Gather from the material every line that contains the string "Business".

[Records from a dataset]
%%

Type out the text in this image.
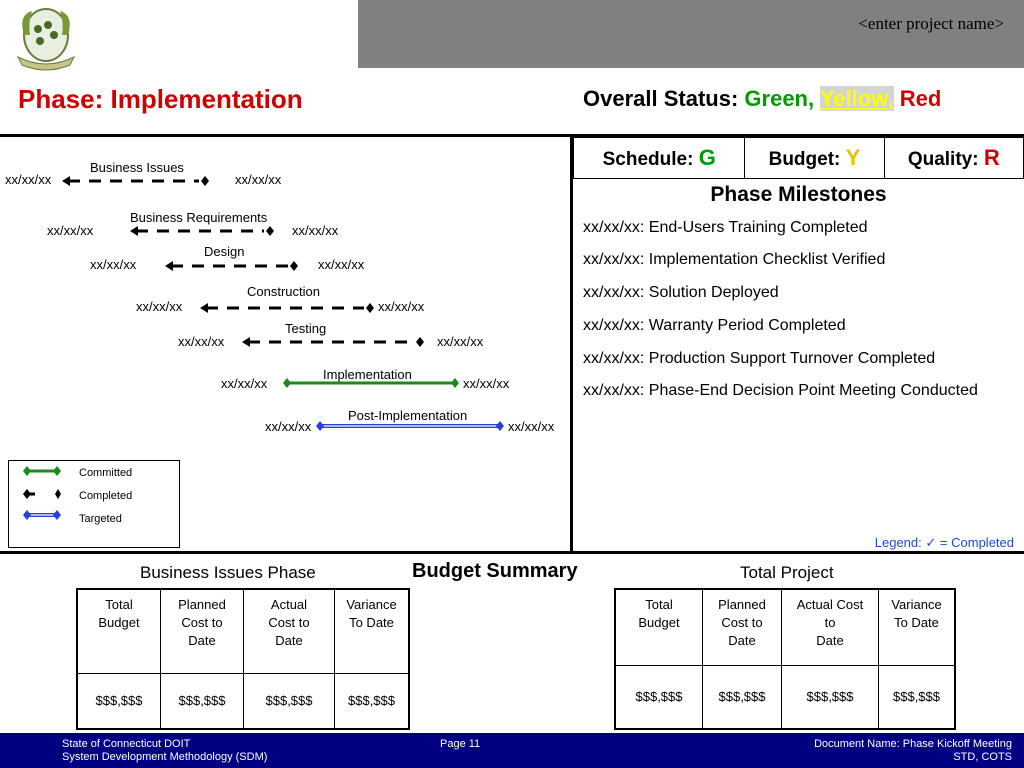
<enter project name>
Phase: Implementation	Overall Status: Green, Yellow, Red
Schedule: G	Budget: Y	Quality: R
Phase Milestones
xx/xx/xx: End-Users Training Completed
xx/xx/xx: Implementation Checklist Verified
xx/xx/xx: Solution Deployed
xx/xx/xx: Warranty Period Completed
xx/xx/xx: Production Support Turnover Completed
xx/xx/xx: Phase-End Decision Point Meeting Conducted
Legend: ✓ = Completed
Business Issues
xx/xx/xx	xx/xx/xx
Business Requirements
xx/xx/xx	xx/xx/xx
Design
xx/xx/xx	xx/xx/xx
Construction
xx/xx/xx	xx/xx/xx
Testing
xx/xx/xx	xx/xx/xx
Implementation
xx/xx/xx	xx/xx/xx
Post-Implementation
xx/xx/xx	xx/xx/xx
Committed
Completed
Targeted
Business Issues Phase	Budget Summary	Total Project
Total
Budget	Planned
Cost to
Date	Actual
Cost to
Date	Variance
To Date
$$$,$$$	$$$,$$$	$$$,$$$	$$$,$$$
Total
Budget	Planned
Cost to
Date	Actual Cost
to
Date	Variance
To Date
$$$,$$$	$$$,$$$	$$$,$$$	$$$,$$$
State of Connecticut DOIT
System Development Methodology (SDM)
Page 11	Document Name: Phase Kickoff Meeting
STD, COTS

%%

PROBLEM SOLUTION:
Business Issues
Business Requirements
Business Issues Phase	Budget Summary	Total Project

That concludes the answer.